> **Exercise material**:

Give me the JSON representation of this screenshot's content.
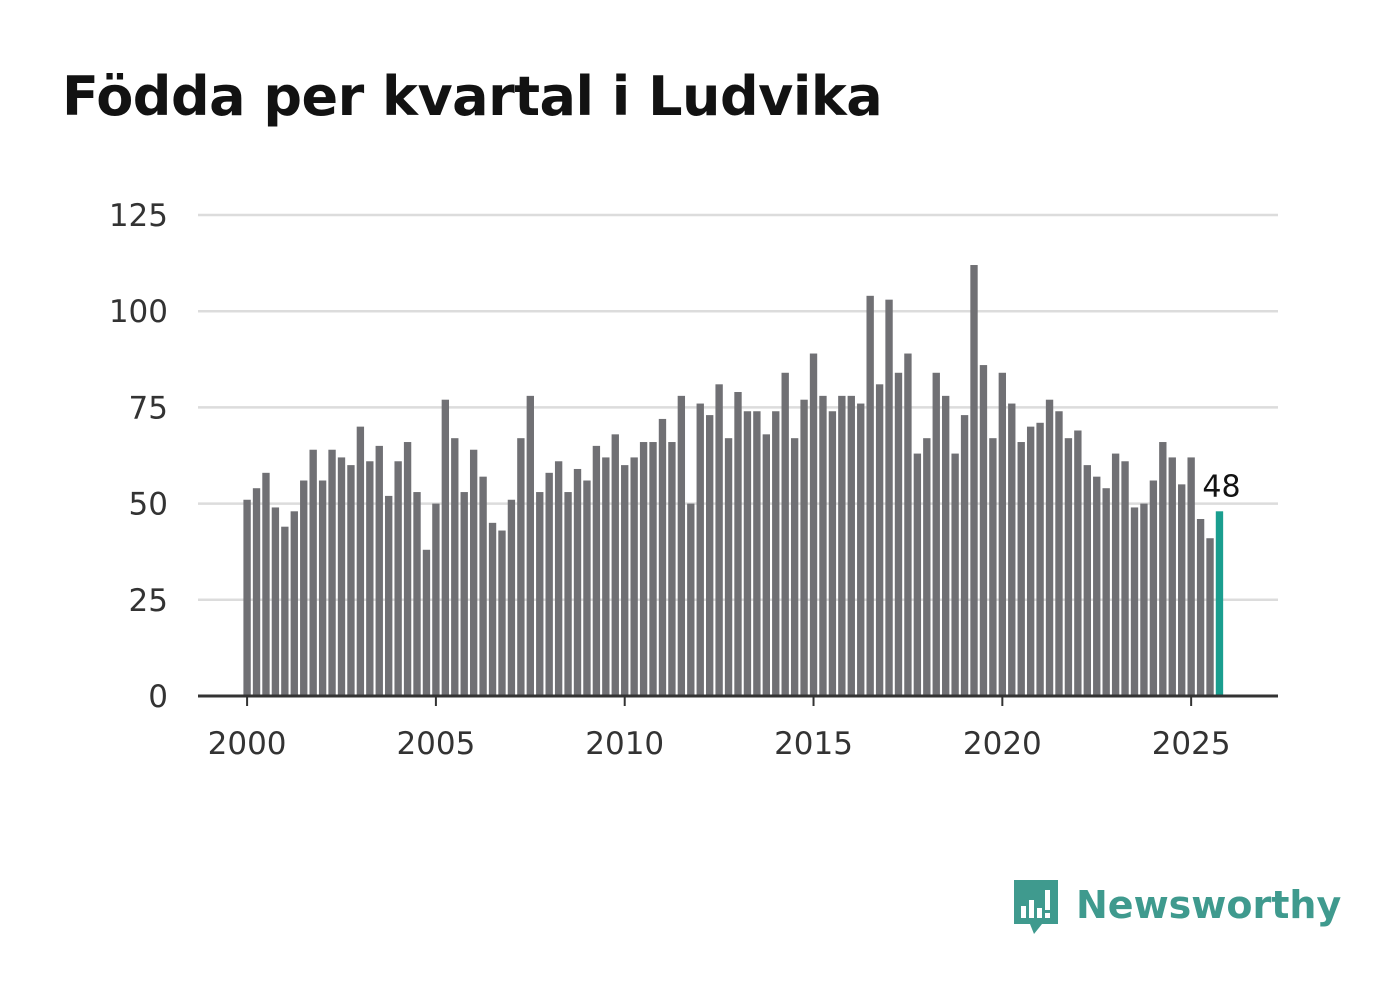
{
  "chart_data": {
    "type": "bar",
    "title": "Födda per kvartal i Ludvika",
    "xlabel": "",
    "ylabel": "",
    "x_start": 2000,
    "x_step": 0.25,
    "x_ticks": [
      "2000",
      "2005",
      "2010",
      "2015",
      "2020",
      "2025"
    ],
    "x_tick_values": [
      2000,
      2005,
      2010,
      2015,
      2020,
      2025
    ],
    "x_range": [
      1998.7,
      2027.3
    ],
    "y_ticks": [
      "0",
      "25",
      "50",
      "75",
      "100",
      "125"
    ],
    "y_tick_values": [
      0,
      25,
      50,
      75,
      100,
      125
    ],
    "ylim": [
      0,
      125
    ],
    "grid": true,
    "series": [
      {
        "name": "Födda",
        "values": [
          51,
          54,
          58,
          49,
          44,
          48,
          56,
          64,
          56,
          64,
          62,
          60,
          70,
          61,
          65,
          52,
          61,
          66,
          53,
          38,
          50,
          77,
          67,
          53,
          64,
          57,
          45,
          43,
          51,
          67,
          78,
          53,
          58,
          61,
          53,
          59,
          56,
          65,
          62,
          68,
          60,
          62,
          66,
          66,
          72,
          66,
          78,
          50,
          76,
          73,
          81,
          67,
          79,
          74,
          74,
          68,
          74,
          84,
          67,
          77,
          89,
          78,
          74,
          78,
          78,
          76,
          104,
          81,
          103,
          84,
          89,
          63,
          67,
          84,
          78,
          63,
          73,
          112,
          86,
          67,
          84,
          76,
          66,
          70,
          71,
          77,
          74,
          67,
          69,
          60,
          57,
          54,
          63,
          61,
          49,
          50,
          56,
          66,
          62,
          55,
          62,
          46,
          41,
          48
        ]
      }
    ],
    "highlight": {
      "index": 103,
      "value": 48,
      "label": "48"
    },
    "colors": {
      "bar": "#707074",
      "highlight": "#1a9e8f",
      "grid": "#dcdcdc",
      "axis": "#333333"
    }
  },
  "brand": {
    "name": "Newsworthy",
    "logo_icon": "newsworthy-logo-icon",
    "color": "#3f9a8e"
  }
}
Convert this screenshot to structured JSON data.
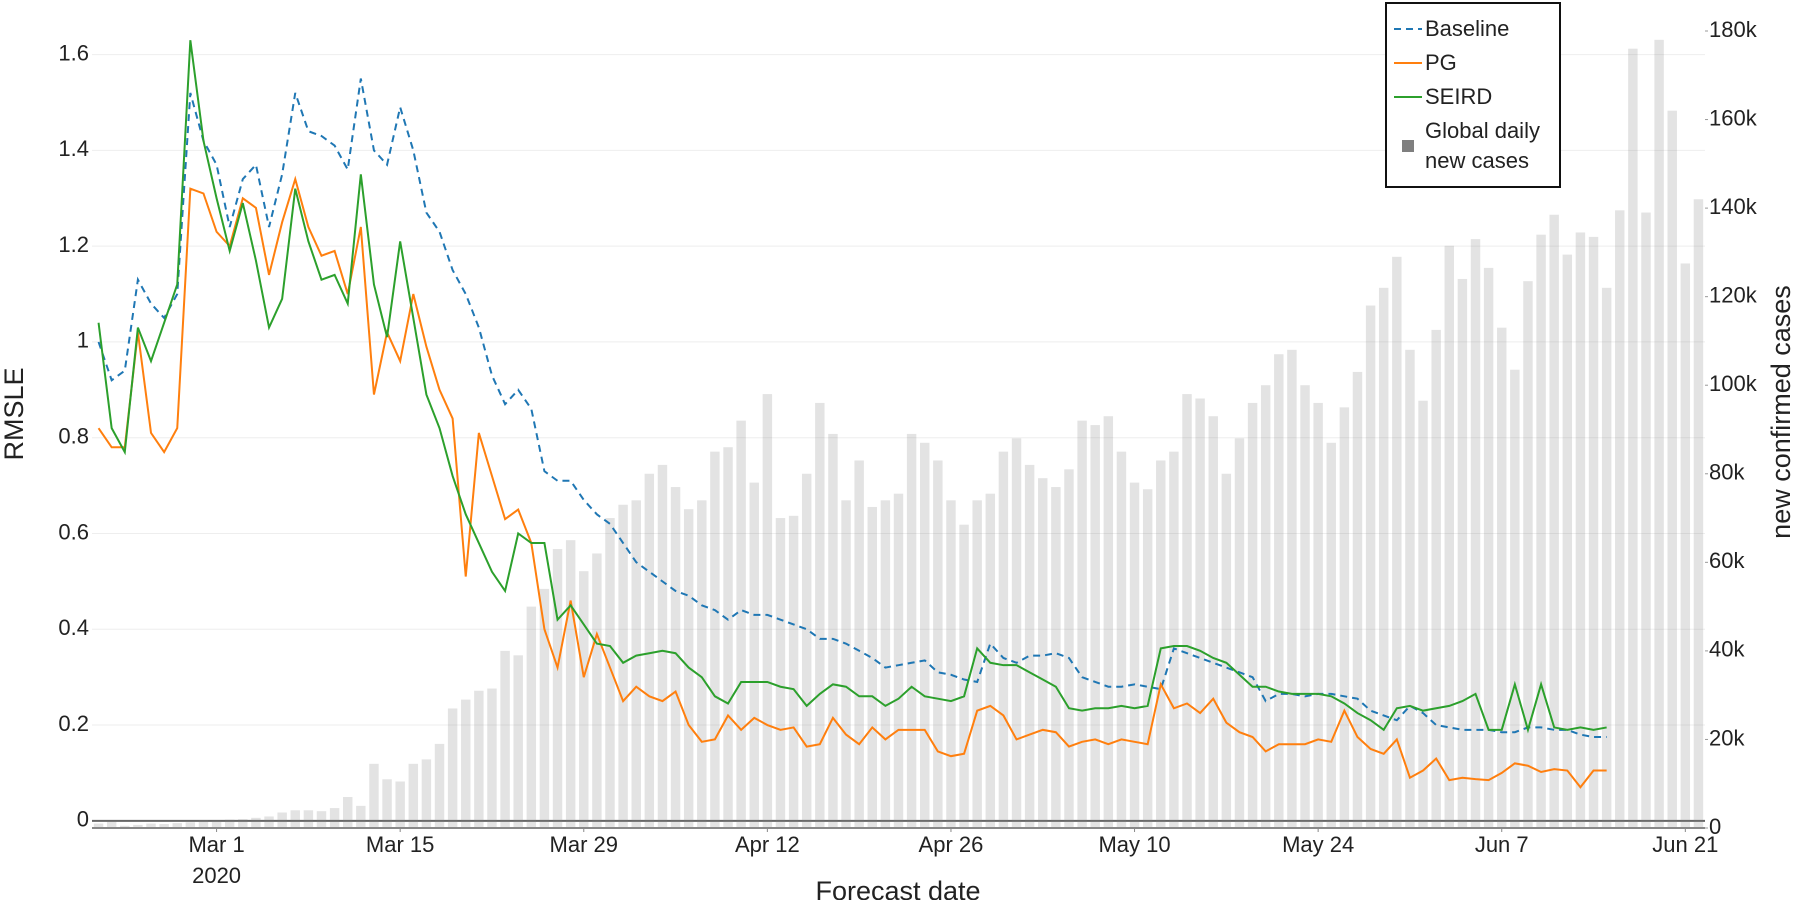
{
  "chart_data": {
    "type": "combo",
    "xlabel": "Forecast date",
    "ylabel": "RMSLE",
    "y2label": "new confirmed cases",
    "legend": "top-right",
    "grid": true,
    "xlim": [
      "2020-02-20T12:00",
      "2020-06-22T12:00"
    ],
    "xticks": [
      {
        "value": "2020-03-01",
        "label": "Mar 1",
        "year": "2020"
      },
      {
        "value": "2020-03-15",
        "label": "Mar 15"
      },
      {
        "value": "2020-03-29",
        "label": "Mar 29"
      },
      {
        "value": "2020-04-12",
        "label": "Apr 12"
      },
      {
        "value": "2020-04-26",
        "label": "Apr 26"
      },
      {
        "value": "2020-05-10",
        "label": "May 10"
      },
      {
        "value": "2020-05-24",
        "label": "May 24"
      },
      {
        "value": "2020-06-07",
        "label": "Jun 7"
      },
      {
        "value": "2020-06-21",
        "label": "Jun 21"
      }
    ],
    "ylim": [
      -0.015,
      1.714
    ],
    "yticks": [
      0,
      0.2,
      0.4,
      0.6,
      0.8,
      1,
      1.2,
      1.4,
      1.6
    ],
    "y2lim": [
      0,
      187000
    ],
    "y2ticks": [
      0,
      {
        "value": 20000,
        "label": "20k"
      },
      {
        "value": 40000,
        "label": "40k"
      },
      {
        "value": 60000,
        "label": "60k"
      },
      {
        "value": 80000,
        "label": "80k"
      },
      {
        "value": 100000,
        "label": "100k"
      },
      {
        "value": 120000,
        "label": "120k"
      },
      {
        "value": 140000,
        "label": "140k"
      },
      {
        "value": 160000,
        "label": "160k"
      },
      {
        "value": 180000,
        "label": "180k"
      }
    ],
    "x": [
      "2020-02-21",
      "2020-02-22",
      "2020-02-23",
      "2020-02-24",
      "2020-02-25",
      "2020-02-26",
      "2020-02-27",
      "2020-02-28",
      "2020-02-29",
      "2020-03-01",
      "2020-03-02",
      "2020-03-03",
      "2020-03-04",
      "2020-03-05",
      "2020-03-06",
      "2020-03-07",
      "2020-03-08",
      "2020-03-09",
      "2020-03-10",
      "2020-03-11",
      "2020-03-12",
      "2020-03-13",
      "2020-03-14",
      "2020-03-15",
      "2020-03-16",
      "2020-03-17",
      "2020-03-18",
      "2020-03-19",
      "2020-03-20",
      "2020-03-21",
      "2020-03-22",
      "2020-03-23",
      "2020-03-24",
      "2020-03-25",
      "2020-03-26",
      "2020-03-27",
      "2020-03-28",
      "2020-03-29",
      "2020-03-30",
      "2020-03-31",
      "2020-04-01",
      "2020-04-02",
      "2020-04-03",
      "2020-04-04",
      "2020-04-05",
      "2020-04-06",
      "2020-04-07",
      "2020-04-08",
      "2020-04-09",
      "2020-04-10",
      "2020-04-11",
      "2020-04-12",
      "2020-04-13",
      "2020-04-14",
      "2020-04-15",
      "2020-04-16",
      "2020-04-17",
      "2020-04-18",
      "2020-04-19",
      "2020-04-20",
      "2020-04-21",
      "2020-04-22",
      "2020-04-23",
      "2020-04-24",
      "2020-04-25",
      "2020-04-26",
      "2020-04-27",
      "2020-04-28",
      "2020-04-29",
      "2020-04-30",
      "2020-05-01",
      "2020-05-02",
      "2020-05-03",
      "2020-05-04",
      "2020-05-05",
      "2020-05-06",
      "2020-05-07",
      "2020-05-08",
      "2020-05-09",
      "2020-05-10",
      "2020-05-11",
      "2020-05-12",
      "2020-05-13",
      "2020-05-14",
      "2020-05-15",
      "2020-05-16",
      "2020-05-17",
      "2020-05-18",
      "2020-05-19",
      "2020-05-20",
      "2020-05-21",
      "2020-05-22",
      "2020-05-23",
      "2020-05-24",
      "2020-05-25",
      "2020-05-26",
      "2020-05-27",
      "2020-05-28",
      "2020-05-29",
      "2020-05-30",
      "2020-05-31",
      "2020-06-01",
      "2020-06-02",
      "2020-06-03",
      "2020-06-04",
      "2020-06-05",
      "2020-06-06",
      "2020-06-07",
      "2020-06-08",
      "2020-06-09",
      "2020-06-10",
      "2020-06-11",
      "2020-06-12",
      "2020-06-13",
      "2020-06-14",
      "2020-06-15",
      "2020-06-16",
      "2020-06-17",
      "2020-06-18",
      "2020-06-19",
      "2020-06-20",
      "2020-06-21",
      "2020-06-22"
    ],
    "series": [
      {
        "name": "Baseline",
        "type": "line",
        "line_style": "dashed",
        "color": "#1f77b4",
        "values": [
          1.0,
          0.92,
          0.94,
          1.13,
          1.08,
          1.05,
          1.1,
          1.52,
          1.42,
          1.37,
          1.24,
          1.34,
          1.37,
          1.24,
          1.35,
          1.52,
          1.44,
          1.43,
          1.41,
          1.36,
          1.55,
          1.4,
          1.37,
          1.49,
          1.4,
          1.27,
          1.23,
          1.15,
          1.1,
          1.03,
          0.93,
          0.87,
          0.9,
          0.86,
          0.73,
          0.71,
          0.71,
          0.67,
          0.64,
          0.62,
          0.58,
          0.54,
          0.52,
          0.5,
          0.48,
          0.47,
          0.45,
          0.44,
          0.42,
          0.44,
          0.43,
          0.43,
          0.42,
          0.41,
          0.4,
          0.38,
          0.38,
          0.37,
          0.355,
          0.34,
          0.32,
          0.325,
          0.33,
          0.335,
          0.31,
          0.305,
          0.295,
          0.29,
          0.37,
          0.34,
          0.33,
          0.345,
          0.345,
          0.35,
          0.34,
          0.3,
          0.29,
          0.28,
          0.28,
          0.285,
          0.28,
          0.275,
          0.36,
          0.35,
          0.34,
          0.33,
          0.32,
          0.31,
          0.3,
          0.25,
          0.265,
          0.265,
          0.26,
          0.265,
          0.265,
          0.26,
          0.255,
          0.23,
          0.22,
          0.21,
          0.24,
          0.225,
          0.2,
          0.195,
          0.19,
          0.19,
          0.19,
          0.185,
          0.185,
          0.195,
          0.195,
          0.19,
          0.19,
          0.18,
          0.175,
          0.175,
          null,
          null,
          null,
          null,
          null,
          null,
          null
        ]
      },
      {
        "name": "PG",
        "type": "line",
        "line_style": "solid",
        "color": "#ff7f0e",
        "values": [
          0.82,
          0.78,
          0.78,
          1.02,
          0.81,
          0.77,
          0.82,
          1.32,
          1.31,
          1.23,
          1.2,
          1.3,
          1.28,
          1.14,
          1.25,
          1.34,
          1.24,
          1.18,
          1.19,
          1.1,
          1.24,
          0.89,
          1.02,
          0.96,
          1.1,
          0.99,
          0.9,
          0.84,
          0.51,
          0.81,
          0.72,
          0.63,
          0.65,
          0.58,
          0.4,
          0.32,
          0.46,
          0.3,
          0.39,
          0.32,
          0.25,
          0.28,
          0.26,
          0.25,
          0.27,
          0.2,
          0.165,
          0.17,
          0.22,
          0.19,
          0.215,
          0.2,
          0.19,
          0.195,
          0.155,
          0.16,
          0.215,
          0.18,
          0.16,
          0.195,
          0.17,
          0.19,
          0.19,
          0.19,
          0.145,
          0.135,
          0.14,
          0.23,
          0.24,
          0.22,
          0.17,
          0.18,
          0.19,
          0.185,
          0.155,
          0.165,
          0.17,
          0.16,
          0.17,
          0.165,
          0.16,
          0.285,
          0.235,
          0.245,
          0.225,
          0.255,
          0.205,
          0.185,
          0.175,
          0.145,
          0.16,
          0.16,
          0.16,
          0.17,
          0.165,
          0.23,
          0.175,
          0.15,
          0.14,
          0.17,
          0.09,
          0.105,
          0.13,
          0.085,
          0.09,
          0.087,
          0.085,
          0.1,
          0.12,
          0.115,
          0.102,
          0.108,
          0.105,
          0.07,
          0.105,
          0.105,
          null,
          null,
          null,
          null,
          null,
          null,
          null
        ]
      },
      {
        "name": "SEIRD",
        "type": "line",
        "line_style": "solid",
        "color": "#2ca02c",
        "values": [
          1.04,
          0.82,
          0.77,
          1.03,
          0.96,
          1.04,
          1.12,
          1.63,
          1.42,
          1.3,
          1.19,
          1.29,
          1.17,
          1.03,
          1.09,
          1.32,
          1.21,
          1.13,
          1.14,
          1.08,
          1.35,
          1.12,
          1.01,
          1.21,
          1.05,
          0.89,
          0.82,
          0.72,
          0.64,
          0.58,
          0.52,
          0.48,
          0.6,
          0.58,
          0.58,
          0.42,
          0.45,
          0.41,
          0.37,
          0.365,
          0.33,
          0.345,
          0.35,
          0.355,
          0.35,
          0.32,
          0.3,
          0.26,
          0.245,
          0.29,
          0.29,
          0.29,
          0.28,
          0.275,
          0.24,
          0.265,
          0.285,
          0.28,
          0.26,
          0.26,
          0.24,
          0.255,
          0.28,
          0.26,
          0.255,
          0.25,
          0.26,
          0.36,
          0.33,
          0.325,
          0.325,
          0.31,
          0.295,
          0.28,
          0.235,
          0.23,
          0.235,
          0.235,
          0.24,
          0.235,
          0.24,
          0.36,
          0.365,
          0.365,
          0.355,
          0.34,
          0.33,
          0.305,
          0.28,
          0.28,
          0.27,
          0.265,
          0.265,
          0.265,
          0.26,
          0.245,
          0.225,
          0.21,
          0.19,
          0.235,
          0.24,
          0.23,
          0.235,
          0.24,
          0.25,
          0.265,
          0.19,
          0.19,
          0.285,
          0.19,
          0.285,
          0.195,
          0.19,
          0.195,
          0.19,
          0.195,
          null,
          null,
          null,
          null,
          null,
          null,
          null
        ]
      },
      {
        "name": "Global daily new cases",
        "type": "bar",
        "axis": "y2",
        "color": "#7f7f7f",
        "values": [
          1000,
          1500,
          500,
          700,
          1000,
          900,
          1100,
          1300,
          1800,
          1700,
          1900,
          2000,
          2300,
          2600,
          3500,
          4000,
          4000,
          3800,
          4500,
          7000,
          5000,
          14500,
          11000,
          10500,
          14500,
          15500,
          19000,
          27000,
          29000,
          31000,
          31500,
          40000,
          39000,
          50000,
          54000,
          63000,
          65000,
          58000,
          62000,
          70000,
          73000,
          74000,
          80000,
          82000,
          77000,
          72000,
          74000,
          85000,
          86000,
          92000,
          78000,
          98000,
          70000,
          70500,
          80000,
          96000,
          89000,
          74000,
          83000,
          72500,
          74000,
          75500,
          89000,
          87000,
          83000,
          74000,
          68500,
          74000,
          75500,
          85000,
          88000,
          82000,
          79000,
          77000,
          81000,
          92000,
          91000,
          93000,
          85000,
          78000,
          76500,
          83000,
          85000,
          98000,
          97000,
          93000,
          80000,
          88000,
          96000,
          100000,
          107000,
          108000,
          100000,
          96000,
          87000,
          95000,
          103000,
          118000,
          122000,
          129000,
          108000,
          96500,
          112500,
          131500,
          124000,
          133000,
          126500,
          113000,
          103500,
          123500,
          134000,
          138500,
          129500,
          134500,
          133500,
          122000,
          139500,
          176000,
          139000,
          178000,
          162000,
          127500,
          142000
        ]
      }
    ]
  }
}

> **Exercise details**:
Look through the data above. Find each line with the string "screenshot" and copy it.

> **The response**:
Give me the JSON representation of this screenshot's content.
Convert this screenshot to structured JSON data.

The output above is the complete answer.